> _WHAT TO DO_: Go through the material below and copy each line where the word "contours" appears.

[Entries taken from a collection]
--- Start ---
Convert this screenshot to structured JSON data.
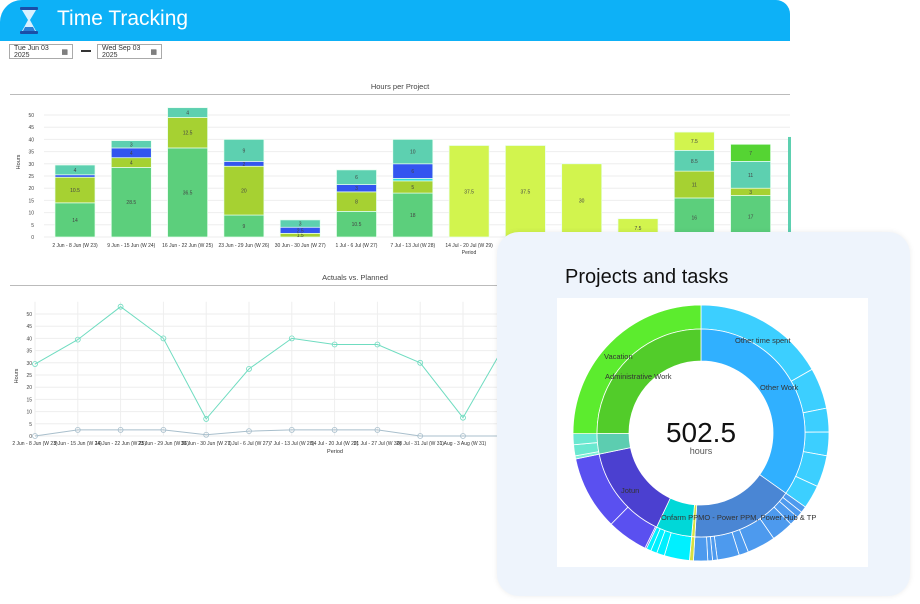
{
  "header": {
    "title": "Time Tracking",
    "icon": "hourglass-icon"
  },
  "dates": {
    "from": "Tue Jun 03 2025",
    "to": "Wed Sep 03 2025"
  },
  "colors": {
    "header": "#0db1f7",
    "green": "#5ccf7c",
    "olive": "#a6d132",
    "blue": "#3355f0",
    "teal": "#5dd0b0",
    "cyan": "#2ee0d8",
    "lime": "#d2f44e",
    "bright": "#55d433"
  },
  "chart_data": [
    {
      "type": "bar",
      "title": "Hours per Project",
      "xlabel": "Period",
      "ylabel": "Hours",
      "ylim": [
        0,
        55
      ],
      "yticks": [
        0,
        5,
        10,
        15,
        20,
        25,
        30,
        35,
        40,
        45,
        50
      ],
      "categories": [
        "2 Jun - 8 Jun (W 23)",
        "9 Jun - 15 Jun (W 24)",
        "16 Jun - 22 Jun (W 25)",
        "23 Jun - 29 Jun (W 26)",
        "30 Jun - 30 Jun (W 27)",
        "1 Jul - 6 Jul (W 27)",
        "7 Jul - 13 Jul (W 28)",
        "14 Jul - 20 Jul (W 29)",
        "",
        "",
        "",
        "",
        ""
      ],
      "series": [
        {
          "name": "green",
          "color": "#5ccf7c",
          "values": [
            14,
            28.5,
            36.5,
            9,
            0,
            10.5,
            18,
            0,
            0,
            0,
            0,
            16,
            17
          ]
        },
        {
          "name": "olive",
          "color": "#a6d132",
          "values": [
            10.5,
            4,
            12.5,
            20,
            1.5,
            8,
            5,
            0,
            0,
            0,
            0,
            11,
            3
          ]
        },
        {
          "name": "cyan",
          "color": "#2ee0d8",
          "values": [
            0,
            0,
            0,
            0,
            0,
            0,
            1,
            0,
            0,
            0,
            0,
            0,
            0
          ]
        },
        {
          "name": "blue",
          "color": "#3355f0",
          "values": [
            1,
            4,
            0,
            2,
            2.5,
            3,
            6,
            0,
            0,
            0,
            0,
            0,
            0
          ]
        },
        {
          "name": "teal",
          "color": "#5dd0b0",
          "values": [
            4,
            3,
            4,
            9,
            3,
            6,
            10,
            0,
            0,
            0,
            0,
            8.5,
            11
          ]
        },
        {
          "name": "lime",
          "color": "#d2f44e",
          "values": [
            0,
            0,
            0,
            0,
            0,
            0,
            0,
            37.5,
            37.5,
            30,
            7.5,
            7.5,
            0
          ]
        },
        {
          "name": "bright-green",
          "color": "#55d433",
          "values": [
            0,
            0,
            0,
            0,
            0,
            0,
            0,
            0,
            0,
            0,
            0,
            0,
            7
          ]
        }
      ]
    },
    {
      "type": "line",
      "title": "Actuals vs. Planned",
      "xlabel": "Period",
      "ylabel": "Hours",
      "ylim": [
        0,
        55
      ],
      "yticks": [
        0,
        5,
        10,
        15,
        20,
        25,
        30,
        35,
        40,
        45,
        50
      ],
      "x": [
        "2 Jun - 8 Jun (W 23)",
        "9 Jun - 15 Jun (W 24)",
        "16 Jun - 22 Jun (W 25)",
        "23 Jun - 29 Jun (W 26)",
        "30 Jun - 30 Jun (W 27)",
        "1 Jul - 6 Jul (W 27)",
        "7 Jul - 13 Jul (W 28)",
        "14 Jul - 20 Jul (W 29)",
        "21 Jul - 27 Jul (W 30)",
        "28 Jul - 31 Jul (W 31)",
        "1 Aug - 3 Aug (W 31)",
        "4 Aug -"
      ],
      "series": [
        {
          "name": "Actuals",
          "color": "#6fdcc0",
          "values": [
            29.5,
            39.5,
            53,
            40,
            7,
            27.5,
            40,
            37.5,
            37.5,
            30,
            7.5,
            38
          ]
        },
        {
          "name": "Planned",
          "color": "#a9bfcc",
          "values": [
            0,
            2.5,
            2.5,
            2.5,
            0.5,
            2,
            2.5,
            2.5,
            2.5,
            0,
            0,
            0
          ]
        }
      ]
    },
    {
      "type": "pie",
      "title": "Projects and tasks",
      "total": "502.5",
      "unit": "hours",
      "inner": [
        {
          "label": "Other Work",
          "value": 175,
          "color": "#30b0ff"
        },
        {
          "label": "Onfarm PPMO - Power PPM, Power Hub & TP",
          "value": 81,
          "color": "#4a86d4"
        },
        {
          "label": "",
          "value": 2.5,
          "color": "#d8e040"
        },
        {
          "label": "",
          "value": 28,
          "color": "#00d8d8"
        },
        {
          "label": "Jotun",
          "value": 74,
          "color": "#4b40d0"
        },
        {
          "label": "",
          "value": 16,
          "color": "#5ccdb0"
        },
        {
          "label": "Administrative Work",
          "value": 126,
          "color": "#52cc2a"
        }
      ],
      "outer": [
        {
          "label": "Other time spent",
          "value": 84,
          "color": "#3ccfff"
        },
        {
          "label": "",
          "value": 26,
          "color": "#3ccfff"
        },
        {
          "label": "",
          "value": 15,
          "color": "#3ccfff"
        },
        {
          "label": "",
          "value": 15,
          "color": "#3ccfff"
        },
        {
          "label": "",
          "value": 20,
          "color": "#3ccfff"
        },
        {
          "label": "",
          "value": 15,
          "color": "#3ccfff"
        },
        {
          "label": "",
          "value": 4,
          "color": "#4d9aee"
        },
        {
          "label": "",
          "value": 4,
          "color": "#4d9aee"
        },
        {
          "label": "",
          "value": 6,
          "color": "#4d9aee"
        },
        {
          "label": "",
          "value": 14,
          "color": "#4d9aee"
        },
        {
          "label": "",
          "value": 18,
          "color": "#4d9aee"
        },
        {
          "label": "",
          "value": 6,
          "color": "#4d9aee"
        },
        {
          "label": "",
          "value": 14,
          "color": "#4d9aee"
        },
        {
          "label": "",
          "value": 3,
          "color": "#4d9aee"
        },
        {
          "label": "",
          "value": 3,
          "color": "#4d9aee"
        },
        {
          "label": "",
          "value": 9,
          "color": "#4d9aee"
        },
        {
          "label": "",
          "value": 2.5,
          "color": "#d8e040"
        },
        {
          "label": "",
          "value": 16,
          "color": "#00f0ff"
        },
        {
          "label": "",
          "value": 5,
          "color": "#00f0ff"
        },
        {
          "label": "",
          "value": 4,
          "color": "#00f0ff"
        },
        {
          "label": "",
          "value": 3,
          "color": "#00f0ff"
        },
        {
          "label": "",
          "value": 1,
          "color": "#6a60f0"
        },
        {
          "label": "",
          "value": 26,
          "color": "#5a50f0"
        },
        {
          "label": "",
          "value": 47,
          "color": "#5a50f0"
        },
        {
          "label": "",
          "value": 2,
          "color": "#7ff0d8"
        },
        {
          "label": "",
          "value": 7,
          "color": "#6ae8d0"
        },
        {
          "label": "",
          "value": 7,
          "color": "#6ae8d0"
        },
        {
          "label": "Vacation",
          "value": 126,
          "color": "#5cec2e"
        }
      ]
    }
  ]
}
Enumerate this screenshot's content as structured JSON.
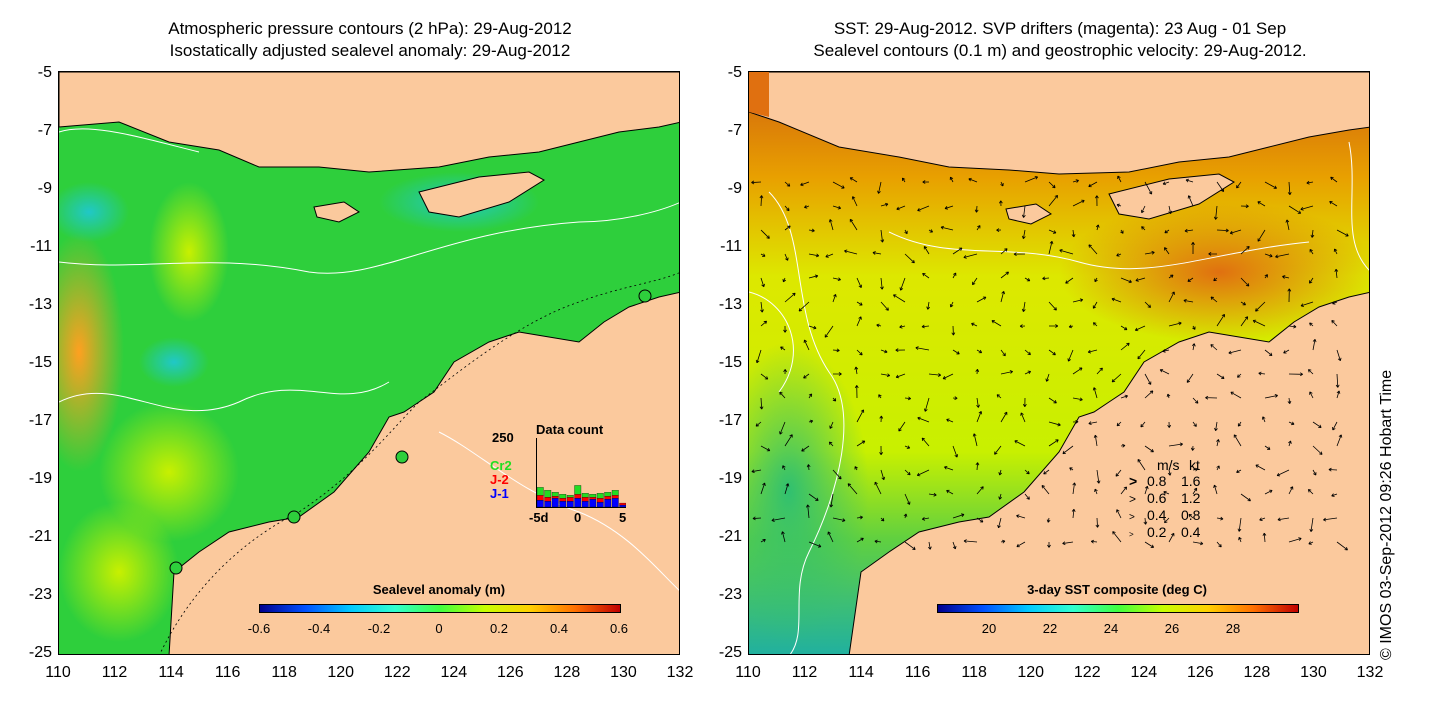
{
  "left_panel": {
    "title_line1": "Atmospheric pressure contours (2 hPa): 29-Aug-2012",
    "title_line2": "Isostatically adjusted sealevel anomaly: 29-Aug-2012",
    "colorbar_title": "Sealevel anomaly (m)",
    "colorbar_ticks": [
      "-0.6",
      "-0.4",
      "-0.2",
      "0",
      "0.2",
      "0.4",
      "0.6"
    ],
    "inset": {
      "title": "Data count",
      "ymax_label": "250",
      "series": [
        {
          "name": "Cr2",
          "color": "#22dd22"
        },
        {
          "name": "J-2",
          "color": "#ff0000"
        },
        {
          "name": "J-1",
          "color": "#0000ff"
        }
      ],
      "x_ticks": [
        "-5d",
        "0",
        "5"
      ],
      "bars_j1": [
        35,
        30,
        45,
        30,
        30,
        45,
        30,
        40,
        25,
        40,
        45,
        10
      ],
      "bars_j2": [
        25,
        20,
        10,
        15,
        20,
        20,
        20,
        10,
        20,
        15,
        15,
        10
      ],
      "bars_cr2": [
        40,
        35,
        20,
        20,
        10,
        45,
        20,
        15,
        25,
        20,
        25,
        0
      ]
    }
  },
  "right_panel": {
    "title_line1": "SST: 29-Aug-2012. SVP drifters (magenta): 23 Aug - 01 Sep",
    "title_line2": "Sealevel contours (0.1 m) and geostrophic velocity: 29-Aug-2012.",
    "colorbar_title": "3-day SST composite (deg C)",
    "colorbar_ticks": [
      "20",
      "22",
      "24",
      "26",
      "28"
    ],
    "velocity_legend": {
      "header_ms": "m/s",
      "header_kt": "kt",
      "rows": [
        {
          "ms": "0.8",
          "kt": "1.6"
        },
        {
          "ms": "0.6",
          "kt": "1.2"
        },
        {
          "ms": "0.4",
          "kt": "0.8"
        },
        {
          "ms": "0.2",
          "kt": "0.4"
        }
      ]
    }
  },
  "axes": {
    "y_ticks": [
      "-5",
      "-7",
      "-9",
      "-11",
      "-13",
      "-15",
      "-17",
      "-19",
      "-21",
      "-23",
      "-25"
    ],
    "x_ticks": [
      "110",
      "112",
      "114",
      "116",
      "118",
      "120",
      "122",
      "124",
      "126",
      "128",
      "130",
      "132"
    ]
  },
  "copyright": "© IMOS 03-Sep-2012 09:26 Hobart Time",
  "colors": {
    "land": "#fbc99d",
    "ocean_left": "#2ecf3c",
    "ocean_right_warm": "#e08a10",
    "ocean_right_mid": "#ddee00"
  }
}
--- End ---
> _SOLUTION FOR THIS TASK_:
    "title_line1": "Atmospheric pressure contours (2 hPa): 29-Aug-2012",
    "title_line2": "Sealevel contours (0.1 m) and geostrophic velocity: 29-Aug-2012.",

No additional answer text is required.